To be done:
Collect every line of the records below that contains the word "antes".

Data entries
════════
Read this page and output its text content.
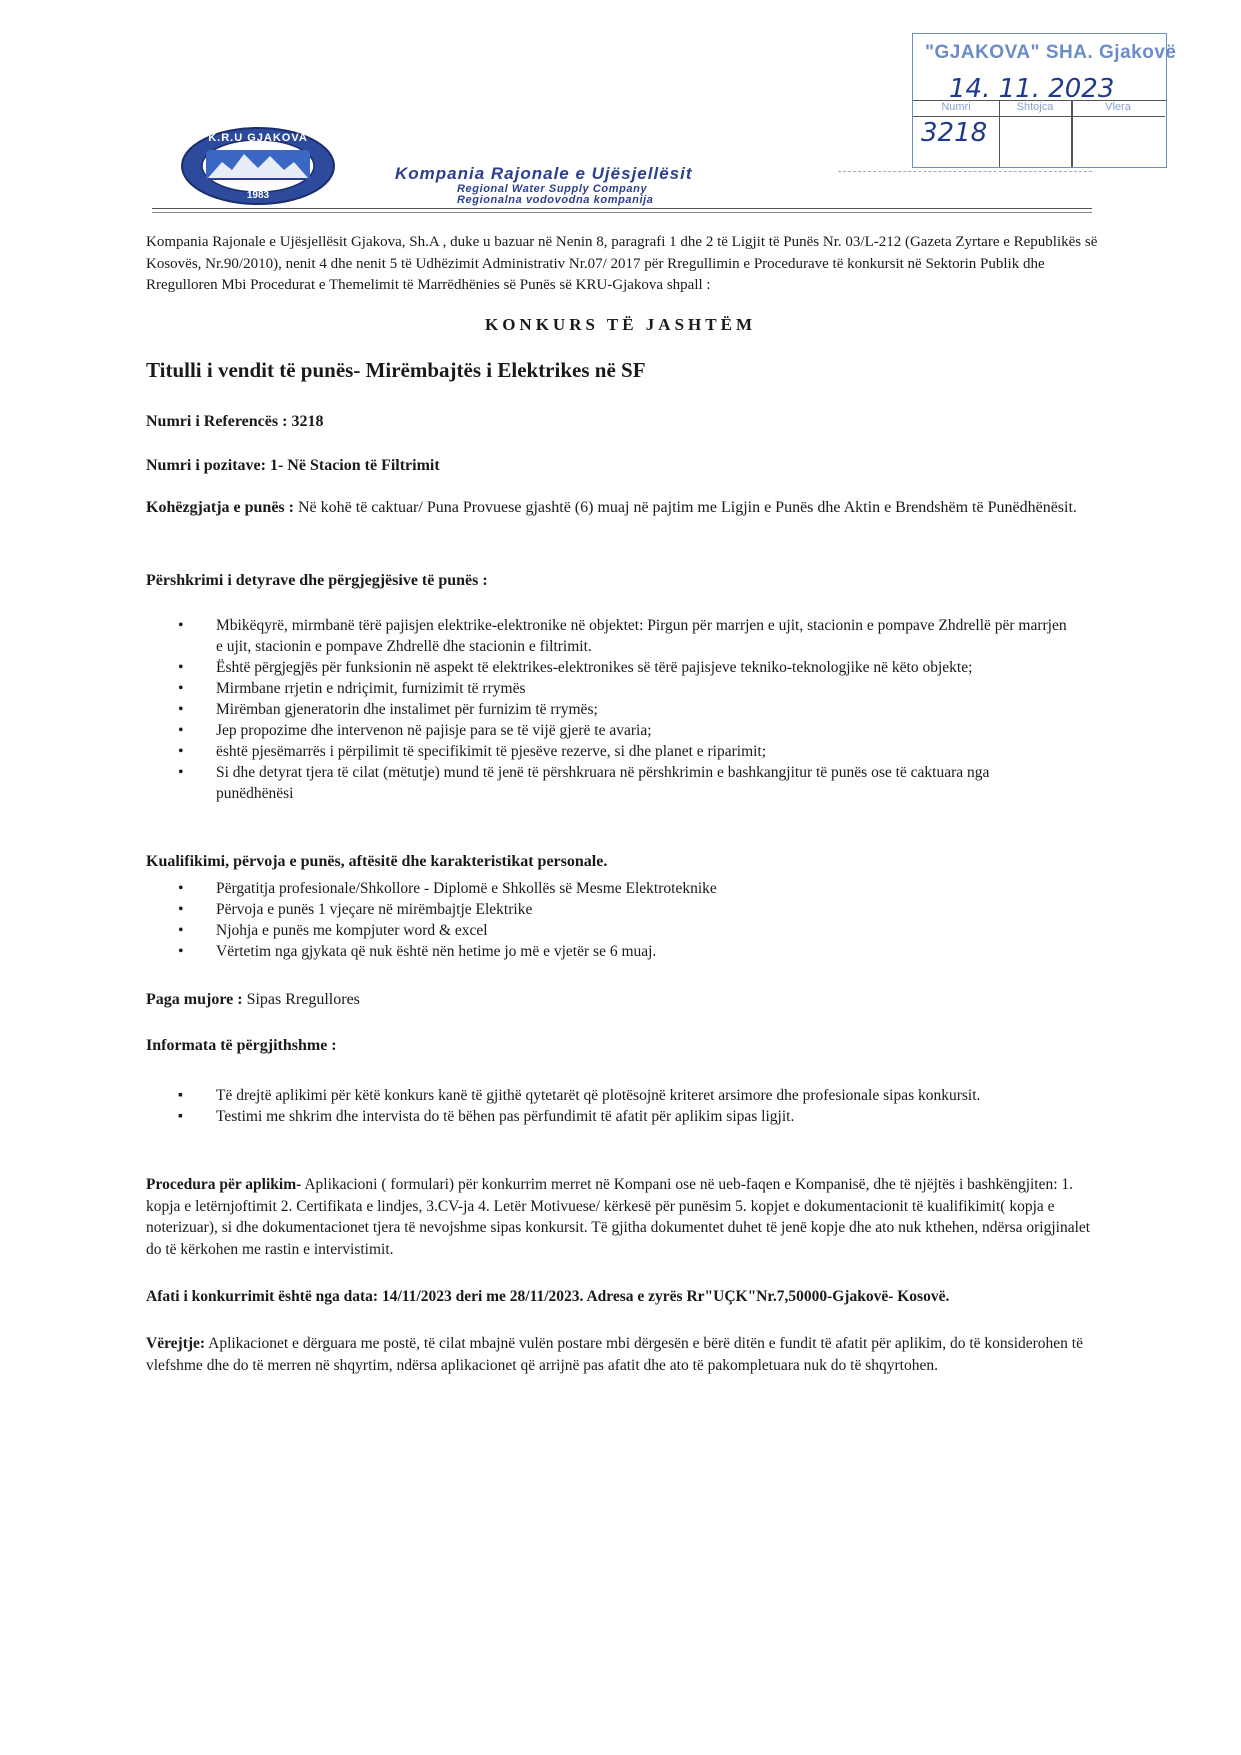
K.R.U GJAKOVA
1983
Kompania Rajonale e Ujësjellësit
Regional Water Supply Company
Regionalna vodovodna kompanija
"GJAKOVA" SHA. Gjakovë
14. 11. 2023
Numri	Shtojca	Vlera
3218
Kompania Rajonale e Ujësjellësit Gjakova, Sh.A , duke u bazuar në Nenin 8, paragrafi 1 dhe 2 të Ligjit të Punës Nr. 03/L-212 (Gazeta Zyrtare e Republikës së Kosovës, Nr.90/2010), nenit 4 dhe nenit 5 të Udhëzimit Administrativ Nr.07/ 2017 për Rregullimin e Procedurave të konkursit në Sektorin Publik dhe Rregulloren Mbi Procedurat e Themelimit të Marrëdhënies së Punës së KRU-Gjakova shpall :
KONKURS TË JASHTËM
Titulli i vendit të punës- Mirëmbajtës i Elektrikes në SF
Numri i Referencës : 3218
Numri i pozitave: 1- Në Stacion të Filtrimit
Kohëzgjatja e punës : Në kohë të caktuar/ Puna Provuese gjashtë (6) muaj në pajtim me Ligjin e Punës dhe Aktin e Brendshëm të Punëdhënësit.
Përshkrimi i detyrave dhe përgjegjësive të punës :
• Mbikëqyrë, mirmbanë tërë pajisjen elektrike-elektronike në objektet: Pirgun për marrjen e ujit, stacionin e pompave Zhdrellë për marrjen e ujit, stacionin e pompave Zhdrellë dhe stacionin e filtrimit.
• Është përgjegjës për funksionin në aspekt të elektrikes-elektronikes së tërë pajisjeve tekniko-teknologjike në këto objekte;
• Mirmbane rrjetin e ndriçimit, furnizimit të rrymës
• Mirëmban gjeneratorin dhe instalimet për furnizim të rrymës;
• Jep propozime dhe intervenon në pajisje para se të vijë gjerë te avaria;
• është pjesëmarrës i përpilimit të specifikimit të pjesëve rezerve, si dhe planet e riparimit;
• Si dhe detyrat tjera të cilat (mëtutje) mund të jenë të përshkruara në përshkrimin e bashkangjitur të punës ose të caktuara nga punëdhënësi
Kualifikimi, përvoja e punës, aftësitë dhe karakteristikat personale.
• Përgatitja profesionale/Shkollore - Diplomë e Shkollës së Mesme Elektroteknike
• Përvoja e punës 1 vjeçare në mirëmbajtje Elektrike
• Njohja e punës me kompjuter word & excel
• Vërtetim nga gjykata që nuk është nën hetime jo më e vjetër se 6 muaj.
Paga mujore : Sipas Rregullores
Informata të përgjithshme :
▪ Të drejtë aplikimi për këtë konkurs kanë të gjithë qytetarët që plotësojnë kriteret arsimore dhe profesionale sipas konkursit.
▪ Testimi me shkrim dhe intervista do të bëhen pas përfundimit të afatit për aplikim sipas ligjit.
Procedura për aplikim- Aplikacioni ( formulari) për konkurrim merret në Kompani ose në ueb-faqen e Kompanisë, dhe të njëjtës i bashkëngjiten: 1. kopja e letërnjoftimit 2. Certifikata e lindjes, 3.CV-ja 4. Letër Motivuese/ kërkesë për punësim 5. kopjet e dokumentacionit të kualifikimit( kopja e noterizuar), si dhe dokumentacionet tjera të nevojshme sipas konkursit. Të gjitha dokumentet duhet të jenë kopje dhe ato nuk kthehen, ndërsa origjinalet do të kërkohen me rastin e intervistimit.
Afati i konkurrimit është nga data: 14/11/2023 deri me 28/11/2023. Adresa e zyrës Rr"UÇK"Nr.7,50000-Gjakovë- Kosovë.
Vërejtje: Aplikacionet e dërguara me postë, të cilat mbajnë vulën postare mbi dërgesën e bërë ditën e fundit të afatit për aplikim, do të konsiderohen të vlefshme dhe do të merren në shqyrtim, ndërsa aplikacionet që arrijnë pas afatit dhe ato të pakompletuara nuk do të shqyrtohen.
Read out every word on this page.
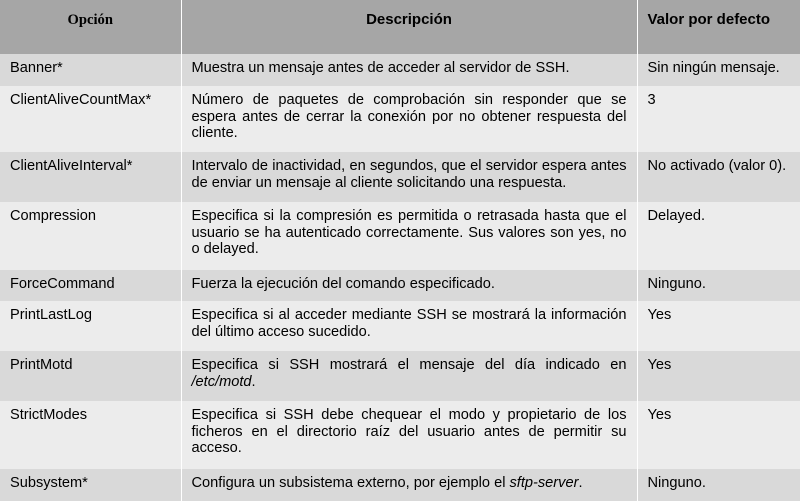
Opción	Descripción	Valor por defecto
Banner*	Muestra un mensaje antes de acceder al servidor de SSH.	Sin ningún mensaje.
ClientAliveCountMax*	Número de paquetes de comprobación sin responder que se espera antes de cerrar la conexión por no obtener respuesta del cliente.	3
ClientAliveInterval*	Intervalo de inactividad, en segundos, que el servidor espera antes de enviar un mensaje al cliente solicitando una respuesta.	No activado (valor 0).
Compression	Especifica si la compresión es permitida o retrasada hasta que el usuario se ha autenticado correctamente. Sus valores son yes, no o delayed.	Delayed.
ForceCommand	Fuerza la ejecución del comando especificado.	Ninguno.
PrintLastLog	Especifica si al acceder mediante SSH se mostrará la información del último acceso sucedido.	Yes
PrintMotd	Especifica si SSH mostrará el mensaje del día indicado en /etc/motd.	Yes
StrictModes	Especifica si SSH debe chequear el modo y propietario de los ficheros en el directorio raíz del usuario antes de permitir su acceso.	Yes
Subsystem*	Configura un subsistema externo, por ejemplo el sftp-server.	Ninguno.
════════
The solution:
Banner*	Muestra un mensaje antes de acceder al servidor de SSH.	Sin ningún mensaje.
ClientAliveCountMax*	Número de paquetes de comprobación sin responder que se espera antes de cerrar la conexión por no obtener respuesta del cliente.	3
ClientAliveInterval*	Intervalo de inactividad, en segundos, que el servidor espera antes de enviar un mensaje al cliente solicitando una respuesta.	No activado (valor 0).
StrictModes	Especifica si SSH debe chequear el modo y propietario de los ficheros en el directorio raíz del usuario antes de permitir su acceso.	Yes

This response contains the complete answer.